Task brief — State the number of lines in these records holding "JSON". Say nothing more.

Rows —
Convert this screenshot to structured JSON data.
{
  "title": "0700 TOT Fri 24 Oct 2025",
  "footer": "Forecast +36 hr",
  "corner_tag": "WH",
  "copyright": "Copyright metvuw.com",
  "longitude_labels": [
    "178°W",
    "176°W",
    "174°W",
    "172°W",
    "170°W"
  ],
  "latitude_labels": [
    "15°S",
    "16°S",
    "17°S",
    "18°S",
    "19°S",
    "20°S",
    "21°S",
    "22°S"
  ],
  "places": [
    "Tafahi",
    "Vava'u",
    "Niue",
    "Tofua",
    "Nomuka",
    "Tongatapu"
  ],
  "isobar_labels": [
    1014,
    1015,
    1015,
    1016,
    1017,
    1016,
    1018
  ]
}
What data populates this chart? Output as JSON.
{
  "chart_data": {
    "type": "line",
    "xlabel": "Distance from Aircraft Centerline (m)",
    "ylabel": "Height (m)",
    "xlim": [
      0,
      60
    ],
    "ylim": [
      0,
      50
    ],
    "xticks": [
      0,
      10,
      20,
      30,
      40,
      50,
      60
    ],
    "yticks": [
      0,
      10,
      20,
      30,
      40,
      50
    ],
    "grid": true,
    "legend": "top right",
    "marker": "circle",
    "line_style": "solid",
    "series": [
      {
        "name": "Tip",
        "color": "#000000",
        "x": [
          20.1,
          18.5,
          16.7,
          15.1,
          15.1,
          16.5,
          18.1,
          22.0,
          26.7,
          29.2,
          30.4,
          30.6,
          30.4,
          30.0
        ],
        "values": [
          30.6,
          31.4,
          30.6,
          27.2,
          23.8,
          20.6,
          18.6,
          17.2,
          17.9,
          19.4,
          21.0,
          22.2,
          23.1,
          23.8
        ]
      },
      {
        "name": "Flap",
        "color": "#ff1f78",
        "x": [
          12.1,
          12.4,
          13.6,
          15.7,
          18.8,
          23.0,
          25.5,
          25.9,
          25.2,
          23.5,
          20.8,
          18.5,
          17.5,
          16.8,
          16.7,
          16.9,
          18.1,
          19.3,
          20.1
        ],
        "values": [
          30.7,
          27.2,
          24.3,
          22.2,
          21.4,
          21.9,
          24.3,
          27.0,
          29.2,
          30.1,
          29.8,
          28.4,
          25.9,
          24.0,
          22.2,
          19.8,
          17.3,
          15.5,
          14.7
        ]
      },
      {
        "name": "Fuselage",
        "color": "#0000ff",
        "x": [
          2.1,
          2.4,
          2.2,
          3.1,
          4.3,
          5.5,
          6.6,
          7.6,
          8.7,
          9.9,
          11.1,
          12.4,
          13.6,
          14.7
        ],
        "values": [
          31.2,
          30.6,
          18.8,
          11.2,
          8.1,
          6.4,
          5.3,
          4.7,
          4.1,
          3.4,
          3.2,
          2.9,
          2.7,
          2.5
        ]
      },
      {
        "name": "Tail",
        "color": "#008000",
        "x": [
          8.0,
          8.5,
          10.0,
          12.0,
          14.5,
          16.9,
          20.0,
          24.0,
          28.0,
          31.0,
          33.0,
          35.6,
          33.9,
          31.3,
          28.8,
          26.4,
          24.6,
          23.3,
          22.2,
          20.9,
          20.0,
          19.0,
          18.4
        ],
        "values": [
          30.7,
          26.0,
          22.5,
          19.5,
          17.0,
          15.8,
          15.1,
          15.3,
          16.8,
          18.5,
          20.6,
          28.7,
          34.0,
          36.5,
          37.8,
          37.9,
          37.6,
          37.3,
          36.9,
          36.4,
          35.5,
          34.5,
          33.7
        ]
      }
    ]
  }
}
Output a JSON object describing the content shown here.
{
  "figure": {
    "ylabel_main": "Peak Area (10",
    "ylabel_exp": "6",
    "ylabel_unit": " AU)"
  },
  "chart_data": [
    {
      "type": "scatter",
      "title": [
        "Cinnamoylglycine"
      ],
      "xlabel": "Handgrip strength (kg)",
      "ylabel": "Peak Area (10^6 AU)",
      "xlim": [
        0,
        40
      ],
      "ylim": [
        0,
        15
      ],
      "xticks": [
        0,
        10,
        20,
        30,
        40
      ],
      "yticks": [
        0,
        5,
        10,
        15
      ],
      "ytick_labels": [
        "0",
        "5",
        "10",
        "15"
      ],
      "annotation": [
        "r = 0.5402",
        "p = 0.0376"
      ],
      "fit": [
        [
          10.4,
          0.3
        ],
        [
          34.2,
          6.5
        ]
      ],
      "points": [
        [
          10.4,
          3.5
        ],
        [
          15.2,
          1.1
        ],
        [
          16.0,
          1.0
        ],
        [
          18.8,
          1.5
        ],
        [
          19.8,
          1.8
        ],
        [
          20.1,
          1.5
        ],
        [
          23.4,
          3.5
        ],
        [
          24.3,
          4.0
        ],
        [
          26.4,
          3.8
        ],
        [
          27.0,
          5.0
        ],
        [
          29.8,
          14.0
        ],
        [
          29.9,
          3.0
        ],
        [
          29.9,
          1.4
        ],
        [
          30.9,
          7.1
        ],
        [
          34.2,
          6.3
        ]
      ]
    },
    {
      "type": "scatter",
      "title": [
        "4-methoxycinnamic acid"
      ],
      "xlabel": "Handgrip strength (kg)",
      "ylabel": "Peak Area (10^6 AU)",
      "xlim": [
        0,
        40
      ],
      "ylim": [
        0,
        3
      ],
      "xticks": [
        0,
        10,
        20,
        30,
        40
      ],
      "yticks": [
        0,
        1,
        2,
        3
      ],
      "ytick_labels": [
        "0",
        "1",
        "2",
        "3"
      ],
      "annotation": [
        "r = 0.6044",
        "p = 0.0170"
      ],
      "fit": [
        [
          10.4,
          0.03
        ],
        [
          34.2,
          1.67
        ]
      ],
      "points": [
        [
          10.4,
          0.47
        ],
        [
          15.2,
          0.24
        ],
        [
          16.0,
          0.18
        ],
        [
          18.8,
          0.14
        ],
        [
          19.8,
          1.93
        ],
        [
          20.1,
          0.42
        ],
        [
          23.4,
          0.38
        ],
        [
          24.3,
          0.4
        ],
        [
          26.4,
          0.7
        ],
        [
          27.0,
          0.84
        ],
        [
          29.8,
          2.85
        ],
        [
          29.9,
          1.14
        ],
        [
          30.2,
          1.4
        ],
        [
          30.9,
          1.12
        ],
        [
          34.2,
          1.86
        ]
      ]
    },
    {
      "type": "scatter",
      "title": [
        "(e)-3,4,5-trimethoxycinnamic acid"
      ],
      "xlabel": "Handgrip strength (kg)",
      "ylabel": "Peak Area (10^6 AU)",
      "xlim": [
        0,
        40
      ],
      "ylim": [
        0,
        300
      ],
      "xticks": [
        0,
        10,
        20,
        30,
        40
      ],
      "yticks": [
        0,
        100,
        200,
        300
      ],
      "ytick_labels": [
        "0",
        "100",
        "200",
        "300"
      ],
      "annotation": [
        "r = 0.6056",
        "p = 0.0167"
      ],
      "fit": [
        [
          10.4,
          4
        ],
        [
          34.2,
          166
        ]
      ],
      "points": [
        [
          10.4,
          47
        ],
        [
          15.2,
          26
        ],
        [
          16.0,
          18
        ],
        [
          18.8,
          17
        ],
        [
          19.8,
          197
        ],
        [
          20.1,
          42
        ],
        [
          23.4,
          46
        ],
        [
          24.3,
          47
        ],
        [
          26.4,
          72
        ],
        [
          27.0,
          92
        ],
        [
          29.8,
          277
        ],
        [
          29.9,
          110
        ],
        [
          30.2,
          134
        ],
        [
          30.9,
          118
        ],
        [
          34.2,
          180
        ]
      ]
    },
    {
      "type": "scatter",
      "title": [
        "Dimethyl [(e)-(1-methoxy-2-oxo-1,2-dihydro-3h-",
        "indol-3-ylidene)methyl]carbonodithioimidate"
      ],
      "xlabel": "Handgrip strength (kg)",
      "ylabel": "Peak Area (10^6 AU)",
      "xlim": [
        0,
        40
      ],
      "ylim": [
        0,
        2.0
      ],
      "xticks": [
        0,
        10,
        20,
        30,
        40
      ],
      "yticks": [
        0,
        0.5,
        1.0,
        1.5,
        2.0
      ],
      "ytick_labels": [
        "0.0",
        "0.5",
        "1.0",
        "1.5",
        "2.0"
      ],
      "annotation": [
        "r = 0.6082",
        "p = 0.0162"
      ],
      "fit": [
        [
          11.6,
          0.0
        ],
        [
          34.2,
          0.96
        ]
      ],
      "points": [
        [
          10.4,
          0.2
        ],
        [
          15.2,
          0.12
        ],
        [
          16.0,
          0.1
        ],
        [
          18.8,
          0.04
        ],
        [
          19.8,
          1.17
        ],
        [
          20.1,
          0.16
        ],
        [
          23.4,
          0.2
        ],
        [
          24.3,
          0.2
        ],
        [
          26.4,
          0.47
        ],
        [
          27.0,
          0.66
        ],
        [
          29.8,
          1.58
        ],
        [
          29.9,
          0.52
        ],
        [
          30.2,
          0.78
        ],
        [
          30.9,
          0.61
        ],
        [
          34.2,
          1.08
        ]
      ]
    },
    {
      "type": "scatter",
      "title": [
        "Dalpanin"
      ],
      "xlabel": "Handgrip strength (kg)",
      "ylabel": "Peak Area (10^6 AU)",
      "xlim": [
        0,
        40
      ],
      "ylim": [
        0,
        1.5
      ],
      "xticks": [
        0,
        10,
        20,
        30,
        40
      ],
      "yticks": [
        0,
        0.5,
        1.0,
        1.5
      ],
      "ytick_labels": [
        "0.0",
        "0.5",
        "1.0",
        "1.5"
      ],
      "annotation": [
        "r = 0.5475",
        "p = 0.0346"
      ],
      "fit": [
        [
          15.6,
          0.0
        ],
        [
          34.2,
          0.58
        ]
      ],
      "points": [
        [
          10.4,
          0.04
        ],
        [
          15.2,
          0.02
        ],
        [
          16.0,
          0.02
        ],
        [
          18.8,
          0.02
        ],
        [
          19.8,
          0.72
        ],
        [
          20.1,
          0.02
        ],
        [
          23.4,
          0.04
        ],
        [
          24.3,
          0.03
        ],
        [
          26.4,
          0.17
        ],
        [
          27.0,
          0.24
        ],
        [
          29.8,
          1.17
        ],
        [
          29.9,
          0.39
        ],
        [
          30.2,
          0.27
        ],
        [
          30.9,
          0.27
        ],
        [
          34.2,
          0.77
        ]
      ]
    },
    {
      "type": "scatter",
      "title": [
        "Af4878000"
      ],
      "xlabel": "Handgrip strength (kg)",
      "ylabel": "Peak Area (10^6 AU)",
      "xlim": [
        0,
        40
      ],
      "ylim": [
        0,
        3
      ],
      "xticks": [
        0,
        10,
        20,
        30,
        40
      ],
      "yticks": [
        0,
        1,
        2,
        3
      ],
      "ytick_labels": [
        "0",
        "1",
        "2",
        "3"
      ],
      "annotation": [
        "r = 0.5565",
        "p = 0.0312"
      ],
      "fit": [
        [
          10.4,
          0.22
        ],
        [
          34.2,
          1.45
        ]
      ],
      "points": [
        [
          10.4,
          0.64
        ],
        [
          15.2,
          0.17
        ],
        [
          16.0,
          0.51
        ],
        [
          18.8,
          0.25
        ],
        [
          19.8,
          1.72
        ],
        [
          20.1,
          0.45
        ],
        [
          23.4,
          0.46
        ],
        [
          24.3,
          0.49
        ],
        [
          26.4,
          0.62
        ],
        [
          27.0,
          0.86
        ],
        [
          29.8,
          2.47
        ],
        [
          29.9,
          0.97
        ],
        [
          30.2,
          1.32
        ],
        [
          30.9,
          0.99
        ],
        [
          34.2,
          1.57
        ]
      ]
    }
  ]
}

Answer in full — 3